[Source records]
· · · · · · ·
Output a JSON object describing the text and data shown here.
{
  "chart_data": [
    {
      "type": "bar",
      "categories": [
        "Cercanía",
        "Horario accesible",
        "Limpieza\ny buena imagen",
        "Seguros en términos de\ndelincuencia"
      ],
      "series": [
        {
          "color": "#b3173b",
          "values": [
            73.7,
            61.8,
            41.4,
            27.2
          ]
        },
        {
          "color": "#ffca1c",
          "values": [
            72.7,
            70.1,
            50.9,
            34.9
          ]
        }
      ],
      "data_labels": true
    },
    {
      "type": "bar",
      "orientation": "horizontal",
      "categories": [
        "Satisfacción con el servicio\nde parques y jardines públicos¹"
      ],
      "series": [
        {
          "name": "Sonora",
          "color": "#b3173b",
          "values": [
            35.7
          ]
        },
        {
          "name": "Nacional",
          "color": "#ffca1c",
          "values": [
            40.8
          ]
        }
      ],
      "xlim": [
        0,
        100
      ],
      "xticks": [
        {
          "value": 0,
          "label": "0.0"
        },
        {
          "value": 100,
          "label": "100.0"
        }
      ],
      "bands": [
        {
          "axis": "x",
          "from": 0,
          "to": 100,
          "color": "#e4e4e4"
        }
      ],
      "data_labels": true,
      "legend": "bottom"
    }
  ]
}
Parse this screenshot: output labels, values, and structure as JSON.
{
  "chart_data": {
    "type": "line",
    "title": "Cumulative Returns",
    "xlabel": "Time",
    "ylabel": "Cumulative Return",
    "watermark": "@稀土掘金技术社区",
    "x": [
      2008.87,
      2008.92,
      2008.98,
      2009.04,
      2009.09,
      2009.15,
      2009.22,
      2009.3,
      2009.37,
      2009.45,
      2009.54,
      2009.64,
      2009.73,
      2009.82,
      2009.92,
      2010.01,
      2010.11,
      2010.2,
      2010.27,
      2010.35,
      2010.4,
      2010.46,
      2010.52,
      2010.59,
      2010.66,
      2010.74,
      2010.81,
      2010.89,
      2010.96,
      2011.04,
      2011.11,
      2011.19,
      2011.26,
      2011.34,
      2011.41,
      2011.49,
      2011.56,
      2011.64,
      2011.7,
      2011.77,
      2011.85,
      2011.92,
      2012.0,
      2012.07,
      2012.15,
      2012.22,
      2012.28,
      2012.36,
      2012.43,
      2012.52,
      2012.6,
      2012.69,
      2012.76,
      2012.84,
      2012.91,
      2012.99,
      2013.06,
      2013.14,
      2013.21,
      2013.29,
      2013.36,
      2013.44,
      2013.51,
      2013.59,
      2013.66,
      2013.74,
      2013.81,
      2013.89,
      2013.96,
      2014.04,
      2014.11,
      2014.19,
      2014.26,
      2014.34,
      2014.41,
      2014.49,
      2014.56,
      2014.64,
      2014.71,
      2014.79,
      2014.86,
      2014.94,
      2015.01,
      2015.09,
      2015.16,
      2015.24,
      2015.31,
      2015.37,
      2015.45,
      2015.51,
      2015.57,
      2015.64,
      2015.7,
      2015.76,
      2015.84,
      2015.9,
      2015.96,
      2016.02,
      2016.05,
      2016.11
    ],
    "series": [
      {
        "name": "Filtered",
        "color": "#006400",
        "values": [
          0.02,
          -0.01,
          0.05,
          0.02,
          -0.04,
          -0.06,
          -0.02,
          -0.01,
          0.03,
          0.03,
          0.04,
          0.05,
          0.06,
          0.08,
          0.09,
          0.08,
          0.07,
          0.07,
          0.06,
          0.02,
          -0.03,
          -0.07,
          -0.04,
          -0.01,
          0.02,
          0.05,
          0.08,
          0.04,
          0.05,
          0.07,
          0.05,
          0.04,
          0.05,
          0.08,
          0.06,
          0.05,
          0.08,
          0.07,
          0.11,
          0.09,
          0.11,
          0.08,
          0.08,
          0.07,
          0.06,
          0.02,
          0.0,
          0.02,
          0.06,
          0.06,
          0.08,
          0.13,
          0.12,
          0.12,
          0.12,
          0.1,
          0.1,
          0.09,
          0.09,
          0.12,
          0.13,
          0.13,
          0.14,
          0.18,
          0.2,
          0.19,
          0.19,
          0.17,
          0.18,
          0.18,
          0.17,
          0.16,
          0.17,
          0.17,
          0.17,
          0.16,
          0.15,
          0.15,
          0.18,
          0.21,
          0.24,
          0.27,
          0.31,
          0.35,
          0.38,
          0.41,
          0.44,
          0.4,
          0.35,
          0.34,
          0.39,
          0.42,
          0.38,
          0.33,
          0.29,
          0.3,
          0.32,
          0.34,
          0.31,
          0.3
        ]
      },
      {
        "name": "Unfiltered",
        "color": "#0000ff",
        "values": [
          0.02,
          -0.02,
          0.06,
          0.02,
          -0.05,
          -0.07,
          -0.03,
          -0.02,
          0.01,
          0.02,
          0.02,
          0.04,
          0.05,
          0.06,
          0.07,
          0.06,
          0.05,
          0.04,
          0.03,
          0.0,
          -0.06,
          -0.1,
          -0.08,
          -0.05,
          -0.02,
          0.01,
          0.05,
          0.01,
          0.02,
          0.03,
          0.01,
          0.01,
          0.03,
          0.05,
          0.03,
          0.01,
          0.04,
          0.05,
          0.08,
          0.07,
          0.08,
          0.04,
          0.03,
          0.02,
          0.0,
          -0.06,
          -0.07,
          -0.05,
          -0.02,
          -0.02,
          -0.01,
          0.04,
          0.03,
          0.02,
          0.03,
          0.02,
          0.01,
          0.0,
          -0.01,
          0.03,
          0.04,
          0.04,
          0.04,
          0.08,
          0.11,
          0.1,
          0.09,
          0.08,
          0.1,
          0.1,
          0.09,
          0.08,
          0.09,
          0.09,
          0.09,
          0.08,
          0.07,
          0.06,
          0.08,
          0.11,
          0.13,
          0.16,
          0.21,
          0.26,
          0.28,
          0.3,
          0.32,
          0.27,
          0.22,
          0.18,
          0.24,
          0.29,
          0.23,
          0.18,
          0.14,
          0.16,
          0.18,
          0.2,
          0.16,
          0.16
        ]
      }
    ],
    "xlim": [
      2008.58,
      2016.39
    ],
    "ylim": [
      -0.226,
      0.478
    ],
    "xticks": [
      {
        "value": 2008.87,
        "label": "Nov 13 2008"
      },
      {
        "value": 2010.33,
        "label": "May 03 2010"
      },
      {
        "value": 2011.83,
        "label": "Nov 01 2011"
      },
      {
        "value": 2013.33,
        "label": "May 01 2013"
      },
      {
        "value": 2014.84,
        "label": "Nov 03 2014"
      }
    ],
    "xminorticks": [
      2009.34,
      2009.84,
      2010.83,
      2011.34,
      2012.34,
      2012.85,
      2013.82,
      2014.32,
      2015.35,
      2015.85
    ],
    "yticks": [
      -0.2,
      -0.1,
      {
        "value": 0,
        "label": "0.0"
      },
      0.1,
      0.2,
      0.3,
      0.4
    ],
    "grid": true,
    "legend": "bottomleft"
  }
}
· · · · · · ·
▶ [Aim]:
Each line of the listing above should be output exactly.

▶ [Exercise result]:
Output a JSON object describing the text and data shown here.
{
  "chart_data": [
    {
      "type": "bar",
      "categories": [
        "Cercanía",
        "Horario accesible",
        "Limpieza\ny buena imagen",
        "Seguros en términos de\ndelincuencia"
      ],
      "series": [
        {
          "color": "#b3173b",
          "values": [
            73.7,
            61.8,
            41.4,
            27.2
          ]
        },
        {
          "color": "#ffca1c",
          "values": [
            72.7,
            70.1,
            50.9,
            34.9
          ]
        }
      ],
      "data_labels": true
    },
    {
      "type": "bar",
      "orientation": "horizontal",
      "categories": [
        "Satisfacción con el servicio\nde parques y jardines públicos¹"
      ],
      "series": [
        {
          "name": "Sonora",
          "color": "#b3173b",
          "values": [
            35.7
          ]
        },
        {
          "name": "Nacional",
          "color": "#ffca1c",
          "values": [
            40.8
          ]
        }
      ],
      "xlim": [
        0,
        100
      ],
      "xticks": [
        {
          "value": 0,
          "label": "0.0"
        },
        {
          "value": 100,
          "label": "100.0"
        }
      ],
      "bands": [
        {
          "axis": "x",
          "from": 0,
          "to": 100,
          "color": "#e4e4e4"
        }
      ],
      "data_labels": true,
      "legend": "bottom"
    }
  ]
}
Parse this screenshot: output labels, values, and structure as JSON.
{
  "chart_data": {
    "type": "line",
    "title": "Cumulative Returns",
    "xlabel": "Time",
    "ylabel": "Cumulative Return",
    "watermark": "@稀土掘金技术社区",
    "x": [
      2008.87,
      2008.92,
      2008.98,
      2009.04,
      2009.09,
      2009.15,
      2009.22,
      2009.3,
      2009.37,
      2009.45,
      2009.54,
      2009.64,
      2009.73,
      2009.82,
      2009.92,
      2010.01,
      2010.11,
      2010.2,
      2010.27,
      2010.35,
      2010.4,
      2010.46,
      2010.52,
      2010.59,
      2010.66,
      2010.74,
      2010.81,
      2010.89,
      2010.96,
      2011.04,
      2011.11,
      2011.19,
      2011.26,
      2011.34,
      2011.41,
      2011.49,
      2011.56,
      2011.64,
      2011.7,
      2011.77,
      2011.85,
      2011.92,
      2012.0,
      2012.07,
      2012.15,
      2012.22,
      2012.28,
      2012.36,
      2012.43,
      2012.52,
      2012.6,
      2012.69,
      2012.76,
      2012.84,
      2012.91,
      2012.99,
      2013.06,
      2013.14,
      2013.21,
      2013.29,
      2013.36,
      2013.44,
      2013.51,
      2013.59,
      2013.66,
      2013.74,
      2013.81,
      2013.89,
      2013.96,
      2014.04,
      2014.11,
      2014.19,
      2014.26,
      2014.34,
      2014.41,
      2014.49,
      2014.56,
      2014.64,
      2014.71,
      2014.79,
      2014.86,
      2014.94,
      2015.01,
      2015.09,
      2015.16,
      2015.24,
      2015.31,
      2015.37,
      2015.45,
      2015.51,
      2015.57,
      2015.64,
      2015.7,
      2015.76,
      2015.84,
      2015.9,
      2015.96,
      2016.02,
      2016.05,
      2016.11
    ],
    "series": [
      {
        "name": "Filtered",
        "color": "#006400",
        "values": [
          0.02,
          -0.01,
          0.05,
          0.02,
          -0.04,
          -0.06,
          -0.02,
          -0.01,
          0.03,
          0.03,
          0.04,
          0.05,
          0.06,
          0.08,
          0.09,
          0.08,
          0.07,
          0.07,
          0.06,
          0.02,
          -0.03,
          -0.07,
          -0.04,
          -0.01,
          0.02,
          0.05,
          0.08,
          0.04,
          0.05,
          0.07,
          0.05,
          0.04,
          0.05,
          0.08,
          0.06,
          0.05,
          0.08,
          0.07,
          0.11,
          0.09,
          0.11,
          0.08,
          0.08,
          0.07,
          0.06,
          0.02,
          0.0,
          0.02,
          0.06,
          0.06,
          0.08,
          0.13,
          0.12,
          0.12,
          0.12,
          0.1,
          0.1,
          0.09,
          0.09,
          0.12,
          0.13,
          0.13,
          0.14,
          0.18,
          0.2,
          0.19,
          0.19,
          0.17,
          0.18,
          0.18,
          0.17,
          0.16,
          0.17,
          0.17,
          0.17,
          0.16,
          0.15,
          0.15,
          0.18,
          0.21,
          0.24,
          0.27,
          0.31,
          0.35,
          0.38,
          0.41,
          0.44,
          0.4,
          0.35,
          0.34,
          0.39,
          0.42,
          0.38,
          0.33,
          0.29,
          0.3,
          0.32,
          0.34,
          0.31,
          0.3
        ]
      },
      {
        "name": "Unfiltered",
        "color": "#0000ff",
        "values": [
          0.02,
          -0.02,
          0.06,
          0.02,
          -0.05,
          -0.07,
          -0.03,
          -0.02,
          0.01,
          0.02,
          0.02,
          0.04,
          0.05,
          0.06,
          0.07,
          0.06,
          0.05,
          0.04,
          0.03,
          0.0,
          -0.06,
          -0.1,
          -0.08,
          -0.05,
          -0.02,
          0.01,
          0.05,
          0.01,
          0.02,
          0.03,
          0.01,
          0.01,
          0.03,
          0.05,
          0.03,
          0.01,
          0.04,
          0.05,
          0.08,
          0.07,
          0.08,
          0.04,
          0.03,
          0.02,
          0.0,
          -0.06,
          -0.07,
          -0.05,
          -0.02,
          -0.02,
          -0.01,
          0.04,
          0.03,
          0.02,
          0.03,
          0.02,
          0.01,
          0.0,
          -0.01,
          0.03,
          0.04,
          0.04,
          0.04,
          0.08,
          0.11,
          0.1,
          0.09,
          0.08,
          0.1,
          0.1,
          0.09,
          0.08,
          0.09,
          0.09,
          0.09,
          0.08,
          0.07,
          0.06,
          0.08,
          0.11,
          0.13,
          0.16,
          0.21,
          0.26,
          0.28,
          0.3,
          0.32,
          0.27,
          0.22,
          0.18,
          0.24,
          0.29,
          0.23,
          0.18,
          0.14,
          0.16,
          0.18,
          0.2,
          0.16,
          0.16
        ]
      }
    ],
    "xlim": [
      2008.58,
      2016.39
    ],
    "ylim": [
      -0.226,
      0.478
    ],
    "xticks": [
      {
        "value": 2008.87,
        "label": "Nov 13 2008"
      },
      {
        "value": 2010.33,
        "label": "May 03 2010"
      },
      {
        "value": 2011.83,
        "label": "Nov 01 2011"
      },
      {
        "value": 2013.33,
        "label": "May 01 2013"
      },
      {
        "value": 2014.84,
        "label": "Nov 03 2014"
      }
    ],
    "xminorticks": [
      2009.34,
      2009.84,
      2010.83,
      2011.34,
      2012.34,
      2012.85,
      2013.82,
      2014.32,
      2015.35,
      2015.85
    ],
    "yticks": [
      -0.2,
      -0.1,
      {
        "value": 0,
        "label": "0.0"
      },
      0.1,
      0.2,
      0.3,
      0.4
    ],
    "grid": true,
    "legend": "bottomleft"
  }
}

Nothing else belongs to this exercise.